** begin MATERIAL SUPPLIED **

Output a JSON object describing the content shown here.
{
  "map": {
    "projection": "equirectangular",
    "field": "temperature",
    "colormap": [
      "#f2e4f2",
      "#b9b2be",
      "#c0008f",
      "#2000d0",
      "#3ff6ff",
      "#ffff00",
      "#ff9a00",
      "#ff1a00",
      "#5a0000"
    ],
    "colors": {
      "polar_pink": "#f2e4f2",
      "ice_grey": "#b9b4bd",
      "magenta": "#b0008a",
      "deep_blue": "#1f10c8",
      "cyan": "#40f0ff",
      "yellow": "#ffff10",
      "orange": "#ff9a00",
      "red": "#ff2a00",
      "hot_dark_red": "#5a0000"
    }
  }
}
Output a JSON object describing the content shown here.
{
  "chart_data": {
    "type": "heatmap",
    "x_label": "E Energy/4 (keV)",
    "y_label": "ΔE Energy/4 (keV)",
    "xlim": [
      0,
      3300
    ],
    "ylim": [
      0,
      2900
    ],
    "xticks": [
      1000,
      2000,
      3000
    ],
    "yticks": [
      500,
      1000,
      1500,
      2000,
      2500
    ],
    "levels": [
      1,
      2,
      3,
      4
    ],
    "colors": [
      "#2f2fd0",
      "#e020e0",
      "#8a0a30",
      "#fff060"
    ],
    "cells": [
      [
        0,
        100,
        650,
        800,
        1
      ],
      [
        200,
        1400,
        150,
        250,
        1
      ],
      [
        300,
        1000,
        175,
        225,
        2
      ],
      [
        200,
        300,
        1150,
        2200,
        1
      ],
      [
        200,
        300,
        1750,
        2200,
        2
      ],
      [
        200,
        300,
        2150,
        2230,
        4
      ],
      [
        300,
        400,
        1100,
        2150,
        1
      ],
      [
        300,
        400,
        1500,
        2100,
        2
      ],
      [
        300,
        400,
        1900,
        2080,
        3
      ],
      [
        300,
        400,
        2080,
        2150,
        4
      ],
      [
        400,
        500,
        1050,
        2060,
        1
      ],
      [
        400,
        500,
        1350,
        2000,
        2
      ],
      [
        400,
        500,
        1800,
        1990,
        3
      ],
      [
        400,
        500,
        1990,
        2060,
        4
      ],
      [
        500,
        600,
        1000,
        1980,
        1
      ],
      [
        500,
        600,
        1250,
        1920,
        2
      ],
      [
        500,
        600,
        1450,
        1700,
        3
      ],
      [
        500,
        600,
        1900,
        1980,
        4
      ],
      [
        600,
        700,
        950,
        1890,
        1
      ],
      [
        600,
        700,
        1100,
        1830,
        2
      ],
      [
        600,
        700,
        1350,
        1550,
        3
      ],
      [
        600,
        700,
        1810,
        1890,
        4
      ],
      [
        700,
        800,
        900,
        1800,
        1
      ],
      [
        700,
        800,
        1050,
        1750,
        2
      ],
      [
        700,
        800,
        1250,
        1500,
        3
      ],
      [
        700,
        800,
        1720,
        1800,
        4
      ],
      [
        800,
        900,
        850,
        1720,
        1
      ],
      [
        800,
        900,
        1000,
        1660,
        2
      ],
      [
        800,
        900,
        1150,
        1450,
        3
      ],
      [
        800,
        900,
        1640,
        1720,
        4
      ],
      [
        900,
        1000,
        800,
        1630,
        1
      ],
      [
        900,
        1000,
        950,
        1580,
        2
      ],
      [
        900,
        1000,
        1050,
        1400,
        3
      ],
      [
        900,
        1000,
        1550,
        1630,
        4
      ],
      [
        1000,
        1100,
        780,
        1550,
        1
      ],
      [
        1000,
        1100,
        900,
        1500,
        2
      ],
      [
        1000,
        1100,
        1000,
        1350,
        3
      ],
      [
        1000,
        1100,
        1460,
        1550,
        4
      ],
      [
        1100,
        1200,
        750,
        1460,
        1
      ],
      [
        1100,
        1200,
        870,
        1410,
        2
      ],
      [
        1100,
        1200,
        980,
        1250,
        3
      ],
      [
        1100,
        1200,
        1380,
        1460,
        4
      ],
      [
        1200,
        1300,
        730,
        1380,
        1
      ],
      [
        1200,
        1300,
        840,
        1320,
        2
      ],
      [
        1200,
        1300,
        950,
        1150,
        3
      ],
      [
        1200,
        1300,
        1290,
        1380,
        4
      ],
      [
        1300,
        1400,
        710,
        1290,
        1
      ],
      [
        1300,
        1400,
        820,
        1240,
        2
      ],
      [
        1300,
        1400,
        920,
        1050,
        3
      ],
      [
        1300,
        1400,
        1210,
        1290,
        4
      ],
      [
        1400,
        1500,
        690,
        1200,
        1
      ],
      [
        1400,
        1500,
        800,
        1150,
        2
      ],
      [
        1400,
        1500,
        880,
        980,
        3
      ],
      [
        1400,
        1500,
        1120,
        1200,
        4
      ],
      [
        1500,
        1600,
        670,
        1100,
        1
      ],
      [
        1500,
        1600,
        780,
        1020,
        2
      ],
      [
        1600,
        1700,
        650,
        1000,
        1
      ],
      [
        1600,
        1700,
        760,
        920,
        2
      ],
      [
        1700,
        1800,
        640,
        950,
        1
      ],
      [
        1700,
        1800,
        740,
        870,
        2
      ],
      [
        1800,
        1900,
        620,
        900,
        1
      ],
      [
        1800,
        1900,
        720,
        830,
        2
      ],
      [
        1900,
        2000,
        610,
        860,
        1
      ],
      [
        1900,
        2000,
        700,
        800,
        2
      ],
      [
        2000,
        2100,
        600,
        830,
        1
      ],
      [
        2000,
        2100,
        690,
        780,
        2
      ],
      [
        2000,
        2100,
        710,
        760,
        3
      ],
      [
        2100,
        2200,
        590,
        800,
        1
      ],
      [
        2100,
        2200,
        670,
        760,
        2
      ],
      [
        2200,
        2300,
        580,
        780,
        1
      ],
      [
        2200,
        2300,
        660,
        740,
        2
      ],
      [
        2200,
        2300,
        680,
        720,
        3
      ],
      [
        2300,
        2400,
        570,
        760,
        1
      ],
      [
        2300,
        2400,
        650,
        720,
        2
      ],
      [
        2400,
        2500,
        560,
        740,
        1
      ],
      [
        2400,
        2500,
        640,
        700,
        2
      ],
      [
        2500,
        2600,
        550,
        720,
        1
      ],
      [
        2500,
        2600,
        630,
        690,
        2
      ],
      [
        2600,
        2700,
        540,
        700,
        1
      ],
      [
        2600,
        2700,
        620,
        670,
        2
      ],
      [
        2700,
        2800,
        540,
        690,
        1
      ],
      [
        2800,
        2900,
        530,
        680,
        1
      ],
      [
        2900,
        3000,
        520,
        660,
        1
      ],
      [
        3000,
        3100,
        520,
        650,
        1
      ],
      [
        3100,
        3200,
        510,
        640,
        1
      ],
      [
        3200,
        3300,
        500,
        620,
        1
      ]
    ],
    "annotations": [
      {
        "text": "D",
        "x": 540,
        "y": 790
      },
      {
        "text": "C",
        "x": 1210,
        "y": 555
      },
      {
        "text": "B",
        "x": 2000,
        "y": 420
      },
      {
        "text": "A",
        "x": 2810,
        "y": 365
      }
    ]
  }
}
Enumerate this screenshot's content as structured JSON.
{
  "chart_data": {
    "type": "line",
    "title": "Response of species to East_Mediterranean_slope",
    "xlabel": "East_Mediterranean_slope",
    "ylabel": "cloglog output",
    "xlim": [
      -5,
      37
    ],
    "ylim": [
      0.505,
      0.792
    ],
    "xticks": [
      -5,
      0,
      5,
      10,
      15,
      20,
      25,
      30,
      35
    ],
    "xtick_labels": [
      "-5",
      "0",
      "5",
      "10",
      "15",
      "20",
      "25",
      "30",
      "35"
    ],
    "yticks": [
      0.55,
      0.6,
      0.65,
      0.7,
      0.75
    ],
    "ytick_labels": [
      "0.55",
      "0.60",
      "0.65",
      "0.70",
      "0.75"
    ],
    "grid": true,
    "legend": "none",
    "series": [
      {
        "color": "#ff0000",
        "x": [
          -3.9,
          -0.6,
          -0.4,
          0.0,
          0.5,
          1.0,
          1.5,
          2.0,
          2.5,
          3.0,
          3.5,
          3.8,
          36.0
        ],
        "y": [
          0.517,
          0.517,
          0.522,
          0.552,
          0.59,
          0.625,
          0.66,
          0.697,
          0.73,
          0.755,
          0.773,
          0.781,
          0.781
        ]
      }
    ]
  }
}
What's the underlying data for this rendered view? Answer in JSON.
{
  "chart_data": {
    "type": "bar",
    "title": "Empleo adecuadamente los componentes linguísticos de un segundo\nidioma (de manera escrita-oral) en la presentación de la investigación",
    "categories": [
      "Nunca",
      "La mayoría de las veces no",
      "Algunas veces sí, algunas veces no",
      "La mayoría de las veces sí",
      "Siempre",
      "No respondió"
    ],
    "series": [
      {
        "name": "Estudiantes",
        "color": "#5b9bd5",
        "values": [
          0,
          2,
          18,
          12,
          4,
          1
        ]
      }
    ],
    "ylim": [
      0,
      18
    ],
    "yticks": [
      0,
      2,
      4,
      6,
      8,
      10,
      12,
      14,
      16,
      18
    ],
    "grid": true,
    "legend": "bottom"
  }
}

** end MATERIAL SUPPLIED **

## OBJECTIVE
Report how many lines in the records above contain the word "veces", giving only the number.

## EXERCISE SOLUTION
3